**SHORT EXERCISE**.
Extract the stretch of lines that starts at the line with "Transcribe this image's" and ends at the last line of the data below. Give it exactly, without pictures.

* * * * *

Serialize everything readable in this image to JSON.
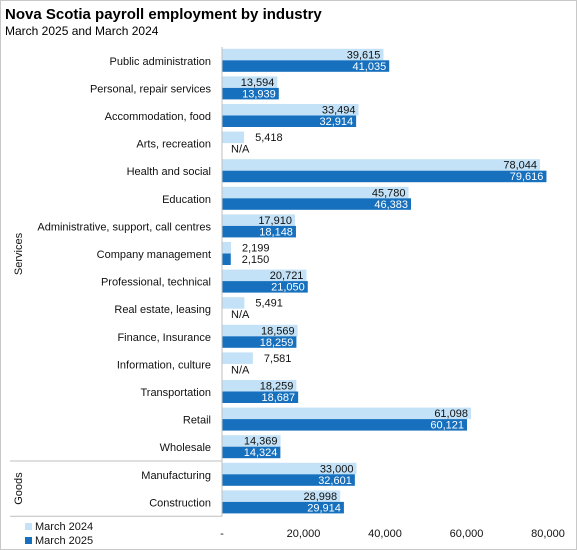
{
  "title": "Nova Scotia payroll employment by industry",
  "subtitle": "March 2025 and March 2024",
  "colors": {
    "march_2024": "#c3e2f7",
    "march_2025": "#1670bd"
  },
  "chart_data": {
    "type": "bar",
    "orientation": "horizontal",
    "title": "Nova Scotia payroll employment by industry",
    "subtitle": "March 2025 and March 2024",
    "categories": [
      "Public administration",
      "Personal, repair services",
      "Accommodation, food",
      "Arts, recreation",
      "Health and social",
      "Education",
      "Administrative, support, call centres",
      "Company management",
      "Professional, technical",
      "Real estate, leasing",
      "Finance, Insurance",
      "Information, culture",
      "Transportation",
      "Retail",
      "Wholesale",
      "Manufacturing",
      "Construction"
    ],
    "groups": [
      {
        "name": "Services",
        "count": 15
      },
      {
        "name": "Goods",
        "count": 2
      }
    ],
    "series": [
      {
        "name": "March 2024",
        "values": [
          39615,
          13594,
          33494,
          5418,
          78044,
          45780,
          17910,
          2199,
          20721,
          5491,
          18569,
          7581,
          18259,
          61098,
          14369,
          33000,
          28998
        ],
        "labels": [
          "39,615",
          "13,594",
          "33,494",
          "5,418",
          "78,044",
          "45,780",
          "17,910",
          "2,199",
          "20,721",
          "5,491",
          "18,569",
          "7,581",
          "18,259",
          "61,098",
          "14,369",
          "33,000",
          "28,998"
        ]
      },
      {
        "name": "March 2025",
        "values": [
          41035,
          13939,
          32914,
          null,
          79616,
          46383,
          18148,
          2150,
          21050,
          null,
          18259,
          null,
          18687,
          60121,
          14324,
          32601,
          29914
        ],
        "labels": [
          "41,035",
          "13,939",
          "32,914",
          "N/A",
          "79,616",
          "46,383",
          "18,148",
          "2,150",
          "21,050",
          "N/A",
          "18,259",
          "N/A",
          "18,687",
          "60,121",
          "14,324",
          "32,601",
          "29,914"
        ]
      }
    ],
    "xlim": [
      0,
      80000
    ],
    "xticks": [
      0,
      20000,
      40000,
      60000,
      80000
    ],
    "xtick_labels": [
      "-",
      "20,000",
      "40,000",
      "60,000",
      "80,000"
    ],
    "grid": false,
    "legend": "bottom-left"
  }
}
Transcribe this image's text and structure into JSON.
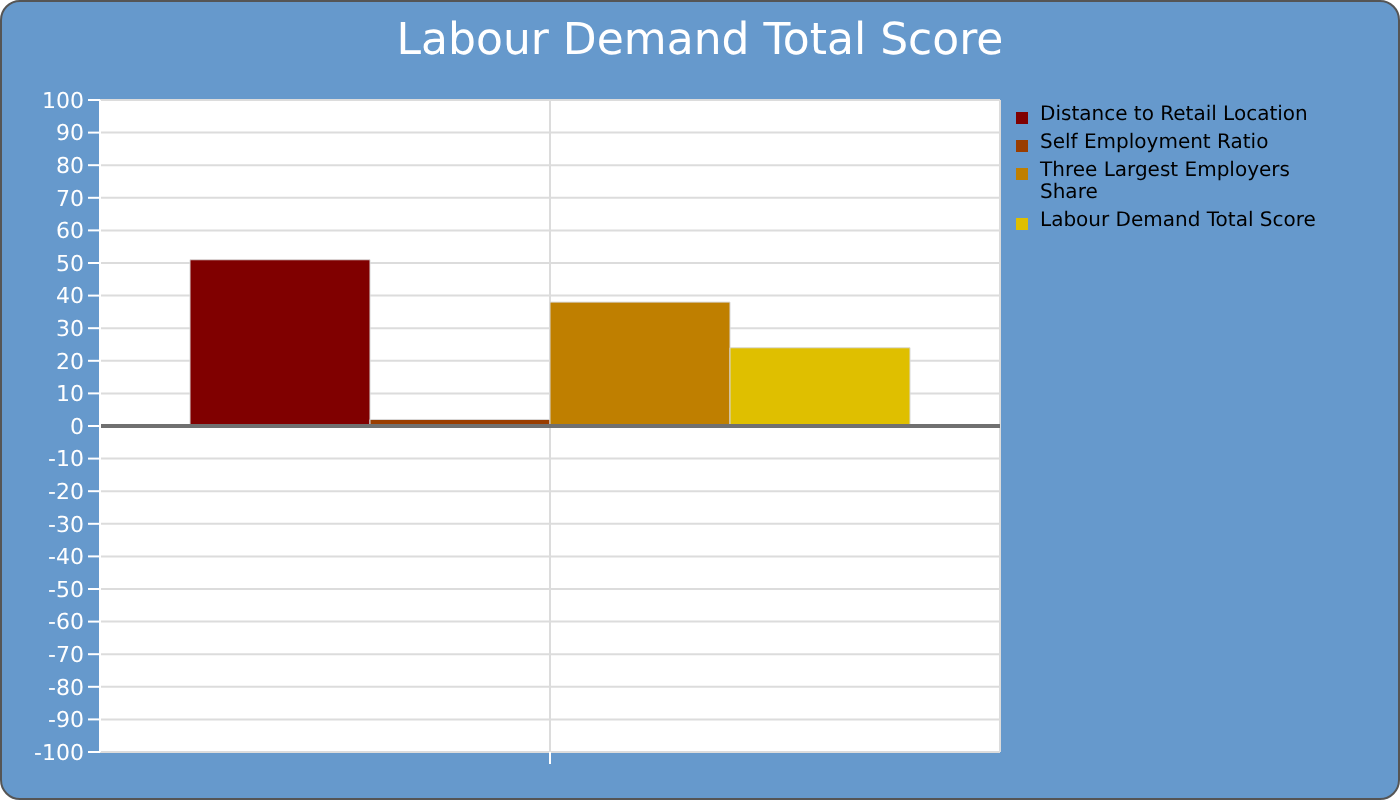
{
  "chart_data": {
    "type": "bar",
    "title": "Labour Demand Total Score",
    "categories": [
      null
    ],
    "series": [
      {
        "name": "Distance to Retail Location",
        "color": "#800000",
        "values": [
          51
        ]
      },
      {
        "name": "Self Employment Ratio",
        "color": "#993d00",
        "values": [
          2
        ]
      },
      {
        "name": "Three Largest Employers Share",
        "color": "#bf7f00",
        "values": [
          38
        ]
      },
      {
        "name": "Labour Demand Total Score",
        "color": "#dfbf00",
        "values": [
          24
        ]
      }
    ],
    "ylim": [
      -100,
      100
    ],
    "yticks": [
      -100,
      -90,
      -80,
      -70,
      -60,
      -50,
      -40,
      -30,
      -20,
      -10,
      0,
      10,
      20,
      30,
      40,
      50,
      60,
      70,
      80,
      90,
      100
    ],
    "ref_lines": [
      {
        "axis": "y",
        "value": 0,
        "color": "#707070"
      }
    ],
    "grid": true,
    "legend": "right"
  }
}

* * * * *

**RESULT**.
Transcribe this image's text and structure into JSON.
{
  "chart_data": {
    "type": "bar",
    "title": "Labour Demand Total Score",
    "categories": [
      null
    ],
    "series": [
      {
        "name": "Distance to Retail Location",
        "color": "#800000",
        "values": [
          51
        ]
      },
      {
        "name": "Self Employment Ratio",
        "color": "#993d00",
        "values": [
          2
        ]
      },
      {
        "name": "Three Largest Employers Share",
        "color": "#bf7f00",
        "values": [
          38
        ]
      },
      {
        "name": "Labour Demand Total Score",
        "color": "#dfbf00",
        "values": [
          24
        ]
      }
    ],
    "ylim": [
      -100,
      100
    ],
    "yticks": [
      -100,
      -90,
      -80,
      -70,
      -60,
      -50,
      -40,
      -30,
      -20,
      -10,
      0,
      10,
      20,
      30,
      40,
      50,
      60,
      70,
      80,
      90,
      100
    ],
    "ref_lines": [
      {
        "axis": "y",
        "value": 0,
        "color": "#707070"
      }
    ],
    "grid": true,
    "legend": "right"
  }
}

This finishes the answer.